-- Begin Data for this task --
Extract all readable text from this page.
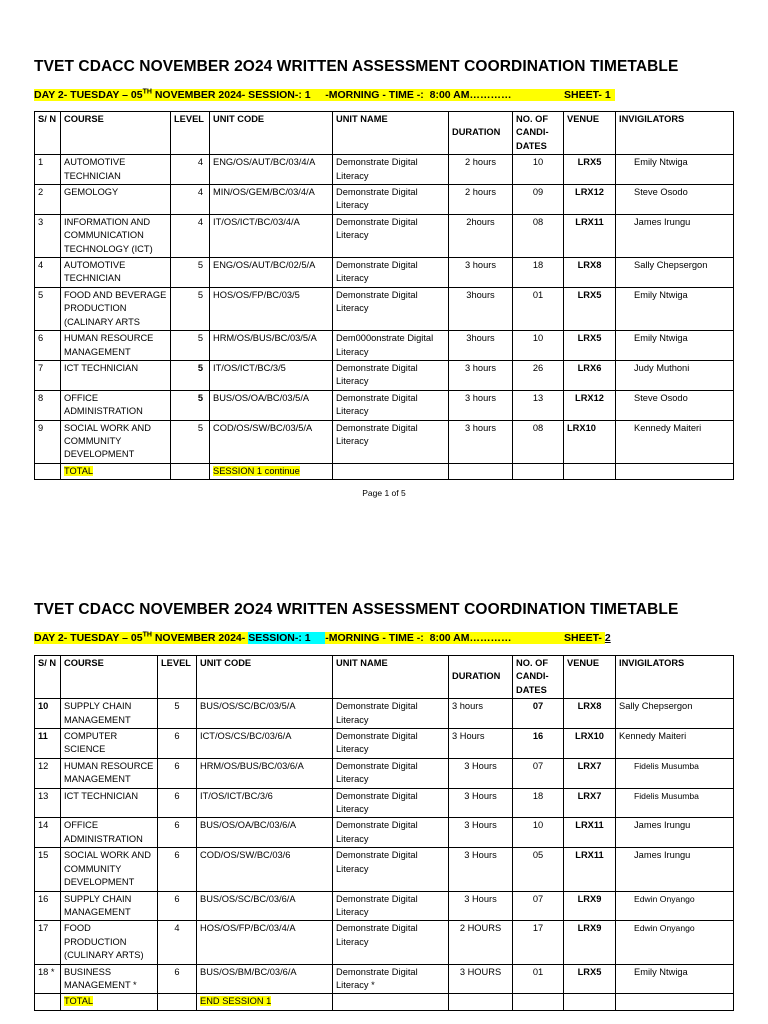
TVET CDACC NOVEMBER 2O24 WRITTEN ASSESSMENT COORDINATION TIMETABLE
DAY 2- TUESDAY – 05TH NOVEMBER 2024- SESSION-: 1     -MORNING - TIME -:  8:00 AM…………                  SHEET- 1
S/ N	COURSE	LEVEL	UNIT CODE	UNIT NAME	DURATION	NO. OF CANDI-DATES	VENUE	INVIGILATORS
1	AUTOMOTIVE TECHNICIAN	4	ENG/OS/AUT/BC/03/4/A	Demonstrate Digital Literacy	2 hours	10	LRX5	Emily Ntwiga
2	GEMOLOGY	4	MIN/OS/GEM/BC/03/4/A	Demonstrate Digital Literacy	2 hours	09	LRX12	Steve Osodo
3	INFORMATION AND COMMUNICATION TECHNOLOGY (ICT)	4	IT/OS/ICT/BC/03/4/A	Demonstrate Digital Literacy	2hours	08	LRX11	James Irungu
4	AUTOMOTIVE TECHNICIAN	5	ENG/OS/AUT/BC/02/5/A	Demonstrate Digital Literacy	3 hours	18	LRX8	Sally Chepsergon
5	FOOD AND BEVERAGE PRODUCTION (CALINARY ARTS	5	HOS/OS/FP/BC/03/5	Demonstrate Digital Literacy	3hours	01	LRX5	Emily Ntwiga
6	HUMAN RESOURCE MANAGEMENT	5	HRM/OS/BUS/BC/03/5/A	Dem000onstrate Digital Literacy	3hours	10	LRX5	Emily Ntwiga
7	ICT TECHNICIAN	5	IT/OS/ICT/BC/3/5	Demonstrate Digital Literacy	3 hours	26	LRX6	Judy Muthoni
8	OFFICE ADMINISTRATION	5	BUS/OS/OA/BC/03/5/A	Demonstrate Digital Literacy	3 hours	13	LRX12	Steve Osodo
9	SOCIAL WORK AND COMMUNITY DEVELOPMENT	5	COD/OS/SW/BC/03/5/A	Demonstrate Digital Literacy	3 hours	08	LRX10	Kennedy Maiteri
	TOTAL		SESSION 1 continue					
Page 1 of 5
TVET CDACC NOVEMBER 2O24 WRITTEN ASSESSMENT COORDINATION TIMETABLE
DAY 2- TUESDAY – 05TH NOVEMBER 2024- SESSION-: 1     -MORNING - TIME -:  8:00 AM…………                  SHEET- 2
S/ N	COURSE	LEVEL	UNIT CODE	UNIT NAME	DURATION	NO. OF CANDI-DATES	VENUE	INVIGILATORS
10	SUPPLY CHAIN MANAGEMENT	5	BUS/OS/SC/BC/03/5/A	Demonstrate Digital Literacy	3 hours	07	LRX8	Sally Chepsergon
11	COMPUTER SCIENCE	6	ICT/OS/CS/BC/03/6/A	Demonstrate Digital Literacy	3 Hours	16	LRX10	Kennedy Maiteri
12	HUMAN RESOURCE MANAGEMENT	6	HRM/OS/BUS/BC/03/6/A	Demonstrate Digital Literacy	3 Hours	07	LRX7	Fidelis Musumba
13	ICT TECHNICIAN	6	IT/OS/ICT/BC/3/6	Demonstrate Digital Literacy	3 Hours	18	LRX7	Fidelis Musumba
14	OFFICE ADMINISTRATION	6	BUS/OS/OA/BC/03/6/A	Demonstrate Digital Literacy	3 Hours	10	LRX11	James Irungu
15	SOCIAL WORK AND COMMUNITY DEVELOPMENT	6	COD/OS/SW/BC/03/6	Demonstrate Digital Literacy	3 Hours	05	LRX11	James Irungu
16	SUPPLY CHAIN MANAGEMENT	6	BUS/OS/SC/BC/03/6/A	Demonstrate Digital Literacy	3 Hours	07	LRX9	Edwin Onyango
17	FOOD PRODUCTION (CULINARY ARTS)	4	HOS/OS/FP/BC/03/4/A	Demonstrate Digital Literacy	2 HOURS	17	LRX9	Edwin Onyango
18 *	BUSINESS MANAGEMENT *	6	BUS/OS/BM/BC/03/6/A	Demonstrate Digital Literacy *	3 HOURS	01	LRX5	Emily Ntwiga
	TOTAL		END SESSION 1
-- End Data for this task --
§ **Work to complete**:
From the records above, pull out every line containing the word "CHAIN".

§ **Response for this exercise**:
10	SUPPLY CHAIN MANAGEMENT	5	BUS/OS/SC/BC/03/5/A	Demonstrate Digital Literacy	3 hours	07	LRX8	Sally Chepsergon
16	SUPPLY CHAIN MANAGEMENT	6	BUS/OS/SC/BC/03/6/A	Demonstrate Digital Literacy	3 Hours	07	LRX9	Edwin Onyango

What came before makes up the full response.